= JOB =
Give, as a bare number, the count of lines that contain the word "pitää".

Stored entries
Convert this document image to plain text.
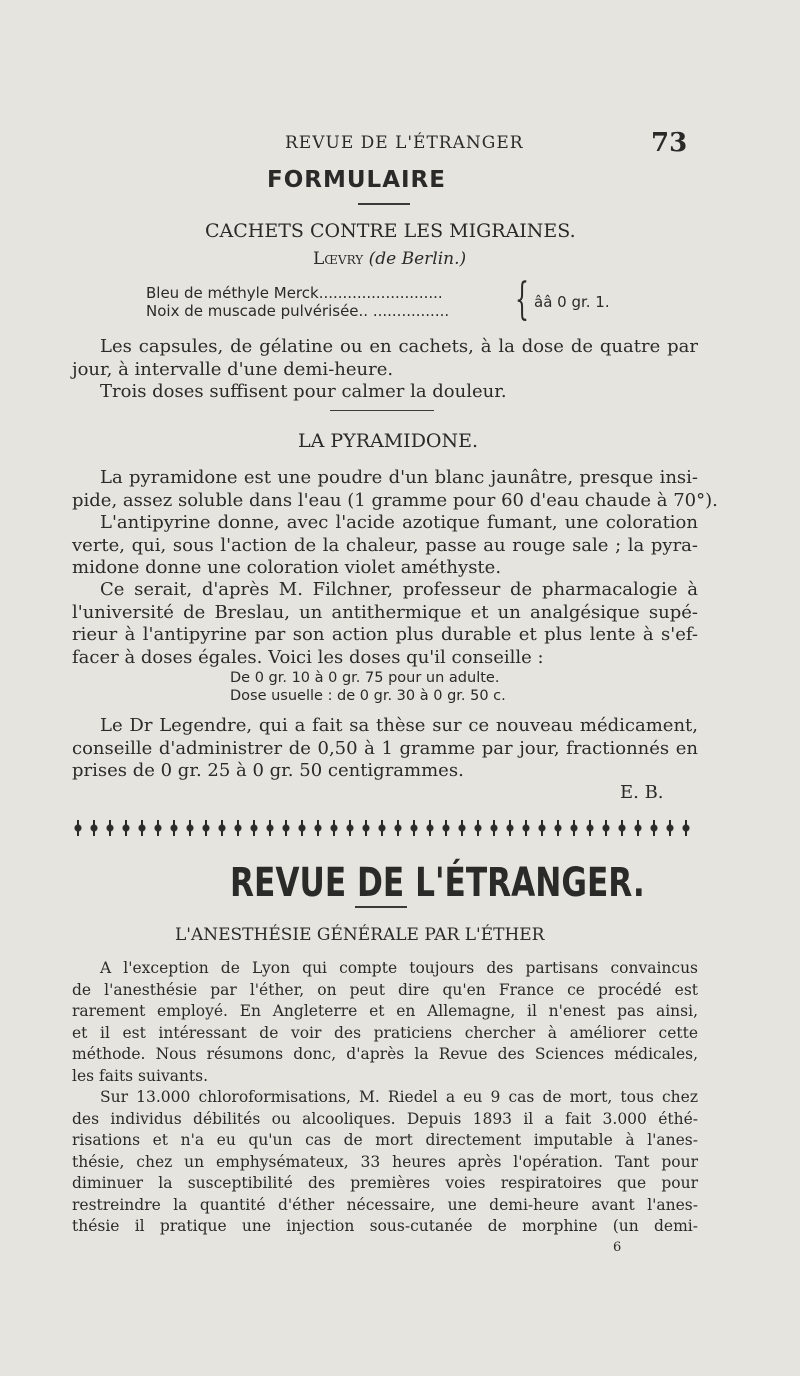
REVUE DE L'ÉTRANGER	73
FORMULAIRE
CACHETS CONTRE LES MIGRAINES.
Lœvry (de Berlin.)
Bleu de méthyle Merck..........................
Noix de muscade pulvérisée.. ................ { ââ 0 gr. 1.
Les capsules, de gélatine ou en cachets, à la dose de quatre par
jour, à intervalle d'une demi-heure.
Trois doses suffisent pour calmer la douleur.
LA PYRAMIDONE.
La pyramidone est une poudre d'un blanc jaunâtre, presque insi-
pide, assez soluble dans l'eau (1 gramme pour 60 d'eau chaude à 70°).
L'antipyrine donne, avec l'acide azotique fumant, une coloration
verte, qui, sous l'action de la chaleur, passe au rouge sale ; la pyra-
midone donne une coloration violet améthyste.
Ce serait, d'après M. Filchner, professeur de pharmacalogie à
l'université de Breslau, un antithermique et un analgésique supé-
rieur à l'antipyrine par son action plus durable et plus lente à s'ef-
facer à doses égales. Voici les doses qu'il conseille :
De 0 gr. 10 à 0 gr. 75 pour un adulte.
Dose usuelle : de 0 gr. 30 à 0 gr. 50 c.
Le Dr Legendre, qui a fait sa thèse sur ce nouveau médicament,
conseille d'administrer de 0,50 à 1 gramme par jour, fractionnés en
prises de 0 gr. 25 à 0 gr. 50 centigrammes.
E. B.
REVUE DE L'ÉTRANGER.
L'ANESTHÉSIE GÉNÉRALE PAR L'ÉTHER
A l'exception de Lyon qui compte toujours des partisans convaincus
de l'anesthésie par l'éther, on peut dire qu'en France ce procédé est
rarement employé. En Angleterre et en Allemagne, il n'enest pas ainsi,
et il est intéressant de voir des praticiens chercher à améliorer cette
méthode. Nous résumons donc, d'après la Revue des Sciences médicales,
les faits suivants.
Sur 13.000 chloroformisations, M. Riedel a eu 9 cas de mort, tous chez
des individus débilités ou alcooliques. Depuis 1893 il a fait 3.000 éthé-
risations et n'a eu qu'un cas de mort directement imputable à l'anes-
thésie, chez un emphysémateux, 33 heures après l'opération. Tant pour
diminuer la susceptibilité des premières voies respiratoires que pour
restreindre la quantité d'éther nécessaire, une demi-heure avant l'anes-
thésie il pratique une injection sous-cutanée de morphine (un demi-
6
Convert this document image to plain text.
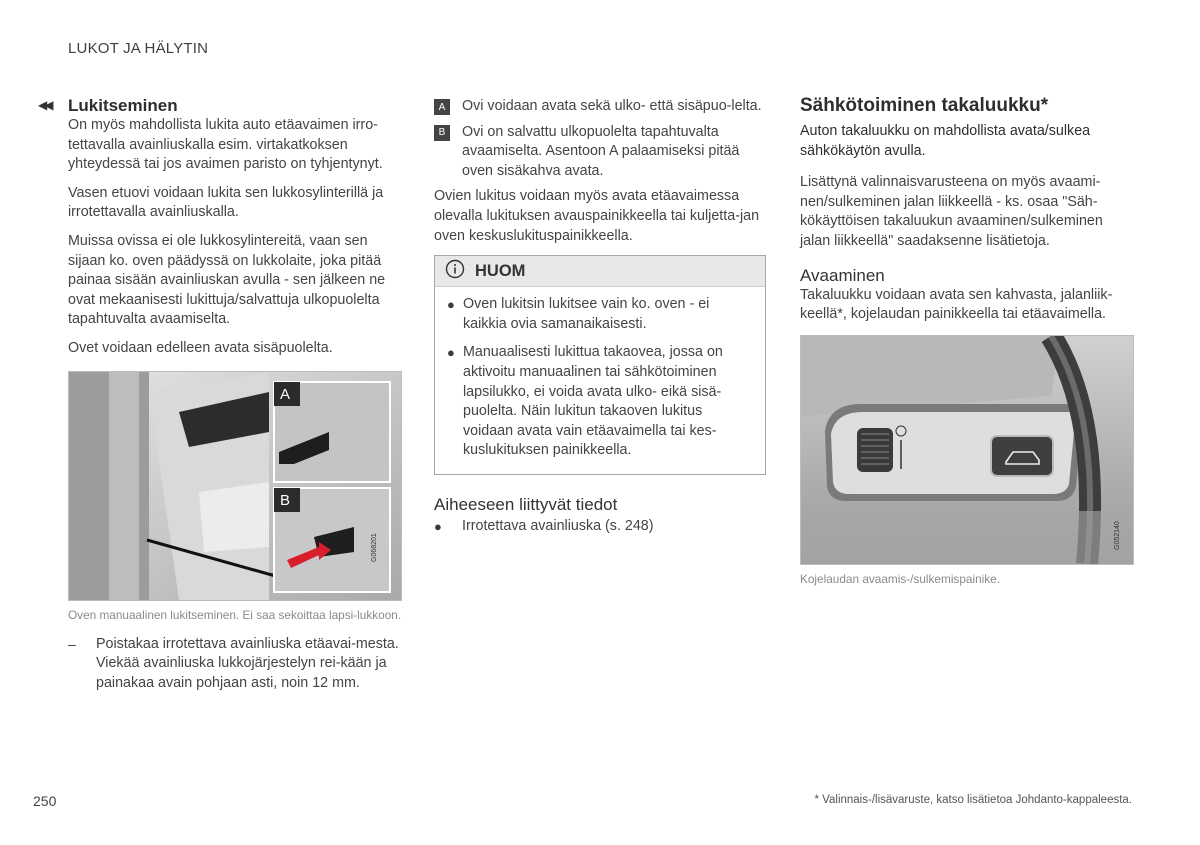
LUKOT JA HÄLYTIN
◀◀ Lukitseminen

On myös mahdollista lukita auto etäavaimen irro-tettavalla avainliuskalla esim. virtakatkoksen yhteydessä tai jos avaimen paristo on tyhjentynyt.

Vasen etuovi voidaan lukita sen lukkosylinterillä ja irrotettavalla avainliuskalla.

Muissa ovissa ei ole lukkosylintereitä, vaan sen sijaan ko. oven päädyssä on lukkolaite, joka pitää painaa sisään avainliuskan avulla - sen jälkeen ne ovat mekaanisesti lukittuja/salvattuja ulkopuolelta tapahtuvalta avaamiselta.

Ovet voidaan edelleen avata sisäpuolelta.

A
B
G068201
Oven manuaalinen lukitseminen. Ei saa sekoittaa lapsi-lukkoon.
–	Poistakaa irrotettava avainliuska etäavai-mesta. Viekää avainliuska lukkojärjestelyn rei-kään ja painakaa avain pohjaan asti, noin 12 mm.

A	Ovi voidaan avata sekä ulko- että sisäpuo-lelta.

B	Ovi on salvattu ulkopuolelta tapahtuvalta avaamiselta. Asentoon A palaamiseksi pitää oven sisäkahva avata.

Ovien lukitus voidaan myös avata etäavaimessa olevalla lukituksen avauspainikkeella tai kuljetta-jan oven keskuslukituspainikkeella.

HUOM
● Oven lukitsin lukitsee vain ko. oven - ei kaikkia ovia samanaikaisesti.

● Manuaalisesti lukittua takaovea, jossa on aktivoitu manuaalinen tai sähkötoiminen lapsilukko, ei voida avata ulko- eikä sisä-puolelta. Näin lukitun takaoven lukitus voidaan avata vain etäavaimella tai kes-kuslukituksen painikkeella.

Aiheeseen liittyvät tiedot
●	Irrotettava avainliuska (s. 248)

Sähkötoiminen takaluukku*

Auton takaluukku on mahdollista avata/sulkea sähkökäytön avulla.

Lisättynä valinnaisvarusteena on myös avaami-nen/sulkeminen jalan liikkeellä - ks. osaa "Säh-kökäyttöisen takaluukun avaaminen/sulkeminen jalan liikkeellä" saadaksenne lisätietoja.

Avaaminen

Takaluukku voidaan avata sen kahvasta, jalanliik-keellä*, kojelaudan painikkeella tai etäavaimella.

G052140
Kojelaudan avaamis-/sulkemispainike.
250	* Valinnais-/lisävaruste, katso lisätietoa Johdanto-kappaleesta.
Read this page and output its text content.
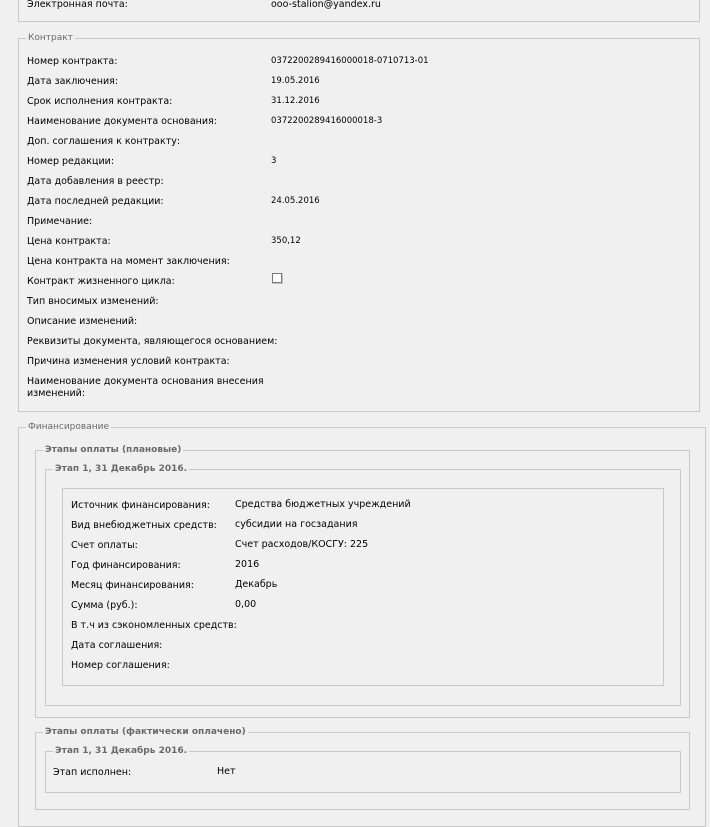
Электронная почта:	ooo-stalion@yandex.ru
Контракт
Номер контракта:	0372200289416000018-0710713-01
Дата заключения:	19.05.2016
Срок исполнения контракта:	31.12.2016
Наименование документа основания:	0372200289416000018-3
Доп. соглашения к контракту:
Номер редакции:	3
Дата добавления в реестр:
Дата последней редакции:	24.05.2016
Примечание:
Цена контракта:	350,12
Цена контракта на момент заключения:
Контракт жизненного цикла:
Тип вносимых изменений:
Описание изменений:
Реквизиты документа, являющегося основанием:
Причина изменения условий контракта:
Наименование документа основания внесения
изменений:
Финансирование
Этапы оплаты (плановые)
Этап 1, 31 Декабрь 2016.
Источник финансирования:	Средства бюджетных учреждений
Вид внебюджетных средств: субсидии на госзадания
Счет оплаты:	Счет расходов/КОСГУ: 225
Год финансирования:	2016
Месяц финансирования:	Декабрь
Сумма (руб.):	0,00
В т.ч из сэкономленных средств:
Дата соглашения:
Номер соглашения:
Этапы оплаты (фактически оплачено)
Этап 1, 31 Декабрь 2016.
Этап исполнен:	Нет
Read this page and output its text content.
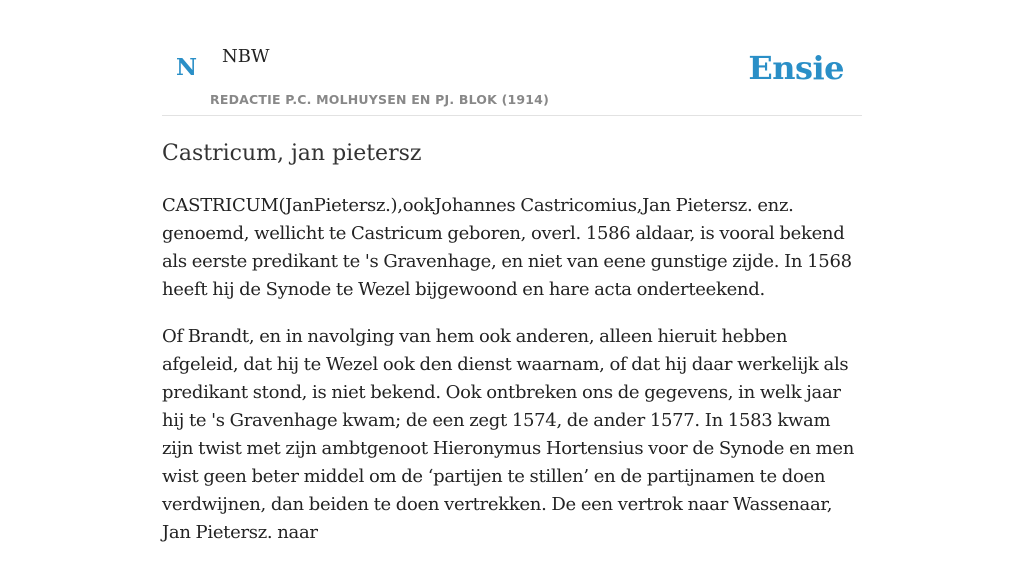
N NBW
REDACTIE P.C. MOLHUYSEN EN PJ. BLOK (1914)
Ensie
Castricum, jan pietersz

CASTRICUM(JanPietersz.),ookJohannes Castricomius,Jan Pietersz. enz. genoemd, wellicht te Castricum geboren, overl. 1586 aldaar, is vooral bekend als eerste predikant te 's Gravenhage, en niet van eene gunstige zijde. In 1568 heeft hij de Synode te Wezel bijgewoond en hare acta onderteekend.

Of Brandt, en in navolging van hem ook anderen, alleen hieruit hebben afgeleid, dat hij te Wezel ook den dienst waarnam, of dat hij daar werkelijk als predikant stond, is niet bekend. Ook ontbreken ons de gegevens, in welk jaar hij te 's Gravenhage kwam; de een zegt 1574, de ander 1577. In 1583 kwam zijn twist met zijn ambtgenoot Hieronymus Hortensius voor de Synode en men wist geen beter middel om de ‘partijen te stillen’ en de partijnamen te doen verdwijnen, dan beiden te doen vertrekken. De een vertrok naar Wassenaar, Jan Pietersz. naar
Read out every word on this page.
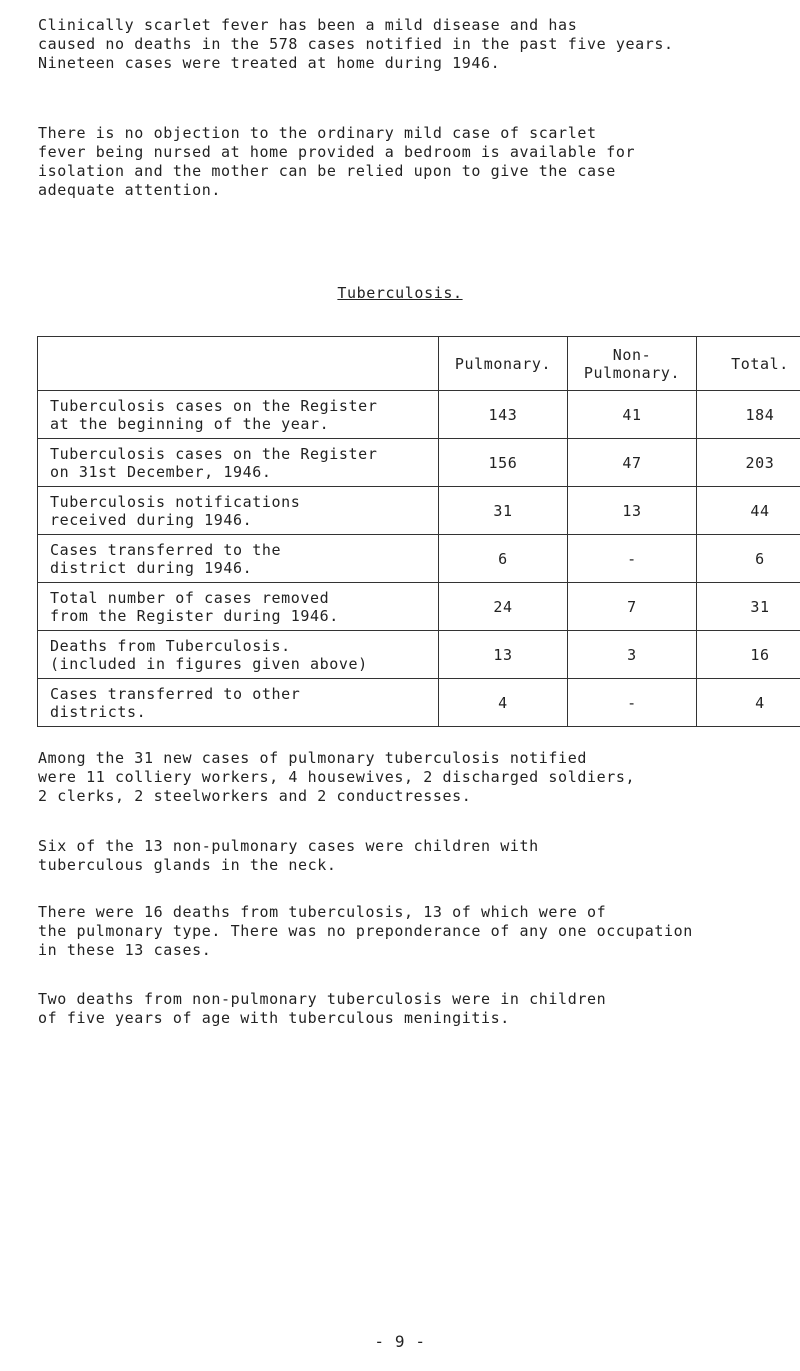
Clinically scarlet fever has been a mild disease and has
caused no deaths in the 578 cases notified in the past five years.
Nineteen cases were treated at home during 1946.

There is no objection to the ordinary mild case of scarlet
fever being nursed at home provided a bedroom is available for
isolation and the mother can be relied upon to give the case
adequate attention.

Tuberculosis.
	Pulmonary.	Non-
Pulmonary.	Total.
Tuberculosis cases on the Register
at the beginning of the year.	143	41	184
Tuberculosis cases on the Register
on 31st December, 1946.	156	47	203
Tuberculosis notifications
received during 1946.	31	13	44
Cases transferred to the
district during 1946.	6	-	6
Total number of cases removed
from the Register during 1946.	24	7	31
Deaths from Tuberculosis.
(included in figures given above)	13	3	16
Cases transferred to other
districts.	4	-	4

Among the 31 new cases of pulmonary tuberculosis notified
were 11 colliery workers, 4 housewives, 2 discharged soldiers,
2 clerks, 2 steelworkers and 2 conductresses.

Six of the 13 non-pulmonary cases were children with
tuberculous glands in the neck.

There were 16 deaths from tuberculosis, 13 of which were of
the pulmonary type. There was no preponderance of any one occupation
in these 13 cases.

Two deaths from non-pulmonary tuberculosis were in children
of five years of age with tuberculous meningitis.

- 9 -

= WRITTEN ANSWER =
2